**Problem to work on**
Copy out all lines of the records in which the word "USDRUB" appears.

═════ Record set ═════

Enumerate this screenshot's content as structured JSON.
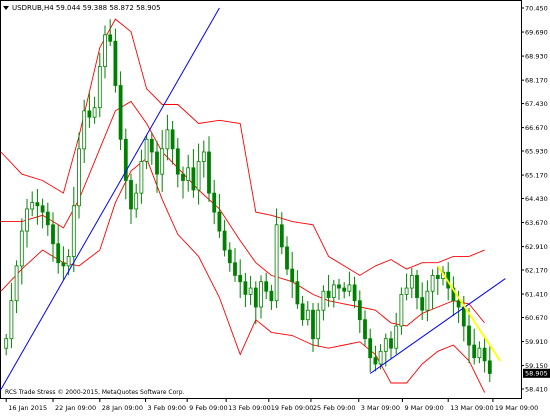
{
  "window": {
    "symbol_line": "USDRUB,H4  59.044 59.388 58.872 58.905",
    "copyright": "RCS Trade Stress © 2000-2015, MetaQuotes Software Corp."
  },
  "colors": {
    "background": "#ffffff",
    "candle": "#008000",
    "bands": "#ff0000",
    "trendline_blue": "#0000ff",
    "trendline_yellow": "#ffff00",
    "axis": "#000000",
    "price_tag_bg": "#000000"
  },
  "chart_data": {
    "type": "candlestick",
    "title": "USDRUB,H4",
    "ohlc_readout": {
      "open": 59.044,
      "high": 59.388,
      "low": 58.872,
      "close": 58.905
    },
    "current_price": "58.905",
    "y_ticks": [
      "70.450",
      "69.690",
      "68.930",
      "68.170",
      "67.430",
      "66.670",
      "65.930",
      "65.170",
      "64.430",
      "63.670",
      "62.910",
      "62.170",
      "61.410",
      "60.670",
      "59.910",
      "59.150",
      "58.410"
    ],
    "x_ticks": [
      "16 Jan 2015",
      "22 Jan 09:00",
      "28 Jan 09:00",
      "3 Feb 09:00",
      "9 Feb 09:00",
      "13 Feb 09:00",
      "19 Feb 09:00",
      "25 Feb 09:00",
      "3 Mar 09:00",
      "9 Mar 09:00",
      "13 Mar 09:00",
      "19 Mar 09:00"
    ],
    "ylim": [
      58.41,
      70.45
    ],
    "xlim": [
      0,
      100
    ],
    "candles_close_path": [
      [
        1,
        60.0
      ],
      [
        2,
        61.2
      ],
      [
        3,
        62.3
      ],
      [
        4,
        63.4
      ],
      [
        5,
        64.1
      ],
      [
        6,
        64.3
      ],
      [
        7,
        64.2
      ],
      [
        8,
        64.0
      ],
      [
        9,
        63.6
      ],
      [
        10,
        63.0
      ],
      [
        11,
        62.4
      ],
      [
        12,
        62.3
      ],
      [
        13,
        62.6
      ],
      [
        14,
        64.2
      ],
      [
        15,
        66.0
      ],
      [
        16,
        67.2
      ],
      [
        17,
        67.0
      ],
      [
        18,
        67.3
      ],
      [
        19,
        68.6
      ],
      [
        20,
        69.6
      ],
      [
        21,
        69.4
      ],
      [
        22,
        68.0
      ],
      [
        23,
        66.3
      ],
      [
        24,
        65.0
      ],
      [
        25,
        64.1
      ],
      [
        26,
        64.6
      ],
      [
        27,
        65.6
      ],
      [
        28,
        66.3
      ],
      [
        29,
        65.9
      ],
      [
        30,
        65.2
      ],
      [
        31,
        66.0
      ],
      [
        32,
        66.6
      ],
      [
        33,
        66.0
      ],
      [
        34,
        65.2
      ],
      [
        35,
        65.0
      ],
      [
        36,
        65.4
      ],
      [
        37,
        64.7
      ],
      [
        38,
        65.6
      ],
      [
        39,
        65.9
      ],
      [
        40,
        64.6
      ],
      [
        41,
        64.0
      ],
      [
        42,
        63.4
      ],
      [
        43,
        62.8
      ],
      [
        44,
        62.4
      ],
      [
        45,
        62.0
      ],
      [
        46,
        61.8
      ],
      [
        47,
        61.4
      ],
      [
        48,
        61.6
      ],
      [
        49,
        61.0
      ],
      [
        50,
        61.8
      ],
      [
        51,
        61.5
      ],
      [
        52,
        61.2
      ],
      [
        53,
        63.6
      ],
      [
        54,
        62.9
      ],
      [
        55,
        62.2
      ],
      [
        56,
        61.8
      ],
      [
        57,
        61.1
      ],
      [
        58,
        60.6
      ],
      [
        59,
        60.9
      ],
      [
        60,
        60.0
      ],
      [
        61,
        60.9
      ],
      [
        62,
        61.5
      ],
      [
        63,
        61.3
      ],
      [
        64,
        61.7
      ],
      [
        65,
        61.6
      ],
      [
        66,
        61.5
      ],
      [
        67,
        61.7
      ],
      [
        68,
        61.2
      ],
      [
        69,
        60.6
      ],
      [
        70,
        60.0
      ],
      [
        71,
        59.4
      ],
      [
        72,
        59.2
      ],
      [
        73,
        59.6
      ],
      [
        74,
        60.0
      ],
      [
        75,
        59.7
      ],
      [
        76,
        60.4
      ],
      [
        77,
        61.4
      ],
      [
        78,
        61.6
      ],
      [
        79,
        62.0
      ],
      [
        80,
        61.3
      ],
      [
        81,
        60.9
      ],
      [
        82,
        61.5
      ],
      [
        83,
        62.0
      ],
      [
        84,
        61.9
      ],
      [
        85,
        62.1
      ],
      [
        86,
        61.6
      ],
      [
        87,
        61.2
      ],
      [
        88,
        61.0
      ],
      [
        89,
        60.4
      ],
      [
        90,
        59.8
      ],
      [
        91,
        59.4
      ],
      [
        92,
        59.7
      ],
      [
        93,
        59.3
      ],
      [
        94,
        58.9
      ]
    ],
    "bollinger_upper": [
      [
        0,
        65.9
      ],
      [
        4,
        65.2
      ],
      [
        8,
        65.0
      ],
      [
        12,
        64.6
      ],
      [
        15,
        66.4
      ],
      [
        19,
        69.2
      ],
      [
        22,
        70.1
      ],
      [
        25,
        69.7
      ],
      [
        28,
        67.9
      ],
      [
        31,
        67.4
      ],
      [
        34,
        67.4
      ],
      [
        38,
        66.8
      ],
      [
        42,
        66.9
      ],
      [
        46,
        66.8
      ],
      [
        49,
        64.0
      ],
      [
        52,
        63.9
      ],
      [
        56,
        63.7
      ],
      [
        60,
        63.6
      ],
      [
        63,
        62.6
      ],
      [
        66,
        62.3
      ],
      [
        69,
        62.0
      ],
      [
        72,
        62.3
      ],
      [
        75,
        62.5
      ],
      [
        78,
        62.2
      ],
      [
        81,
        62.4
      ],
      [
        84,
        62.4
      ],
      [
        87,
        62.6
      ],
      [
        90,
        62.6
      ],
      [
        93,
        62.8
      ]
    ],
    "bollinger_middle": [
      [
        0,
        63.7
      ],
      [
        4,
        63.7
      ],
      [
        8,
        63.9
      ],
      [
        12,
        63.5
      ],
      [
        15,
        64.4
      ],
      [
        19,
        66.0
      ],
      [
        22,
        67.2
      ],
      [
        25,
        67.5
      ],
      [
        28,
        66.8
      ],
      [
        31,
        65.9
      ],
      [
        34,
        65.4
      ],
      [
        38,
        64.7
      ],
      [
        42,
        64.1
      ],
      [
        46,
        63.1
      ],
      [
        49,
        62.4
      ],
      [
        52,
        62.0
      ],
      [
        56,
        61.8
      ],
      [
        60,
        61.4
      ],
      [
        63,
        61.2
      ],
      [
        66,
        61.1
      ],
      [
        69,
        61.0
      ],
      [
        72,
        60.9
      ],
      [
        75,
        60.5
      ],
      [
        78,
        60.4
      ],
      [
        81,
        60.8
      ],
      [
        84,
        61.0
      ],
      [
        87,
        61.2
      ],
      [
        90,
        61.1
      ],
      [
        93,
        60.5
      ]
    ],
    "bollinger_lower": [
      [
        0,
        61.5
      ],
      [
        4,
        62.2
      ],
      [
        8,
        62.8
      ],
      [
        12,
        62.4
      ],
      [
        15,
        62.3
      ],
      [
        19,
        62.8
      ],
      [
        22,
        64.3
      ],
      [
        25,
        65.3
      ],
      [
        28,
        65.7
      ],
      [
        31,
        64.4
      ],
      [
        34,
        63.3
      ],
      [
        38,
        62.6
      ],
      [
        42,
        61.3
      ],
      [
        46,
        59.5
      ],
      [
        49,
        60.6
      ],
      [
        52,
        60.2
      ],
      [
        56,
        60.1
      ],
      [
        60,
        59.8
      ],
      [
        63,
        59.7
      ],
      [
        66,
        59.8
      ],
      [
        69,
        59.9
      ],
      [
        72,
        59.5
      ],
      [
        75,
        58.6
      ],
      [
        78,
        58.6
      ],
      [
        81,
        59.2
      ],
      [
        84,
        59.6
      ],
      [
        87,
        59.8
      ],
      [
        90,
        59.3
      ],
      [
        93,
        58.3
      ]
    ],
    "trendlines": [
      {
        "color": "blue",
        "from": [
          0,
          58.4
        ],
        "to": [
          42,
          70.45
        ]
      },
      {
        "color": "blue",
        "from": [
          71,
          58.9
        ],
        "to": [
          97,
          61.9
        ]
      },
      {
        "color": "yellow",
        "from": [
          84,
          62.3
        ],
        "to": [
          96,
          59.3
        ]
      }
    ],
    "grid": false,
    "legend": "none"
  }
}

═════

**Output of the exercise**
    "symbol_line": "USDRUB,H4  59.044 59.388 58.872 58.905",
    "title": "USDRUB,H4",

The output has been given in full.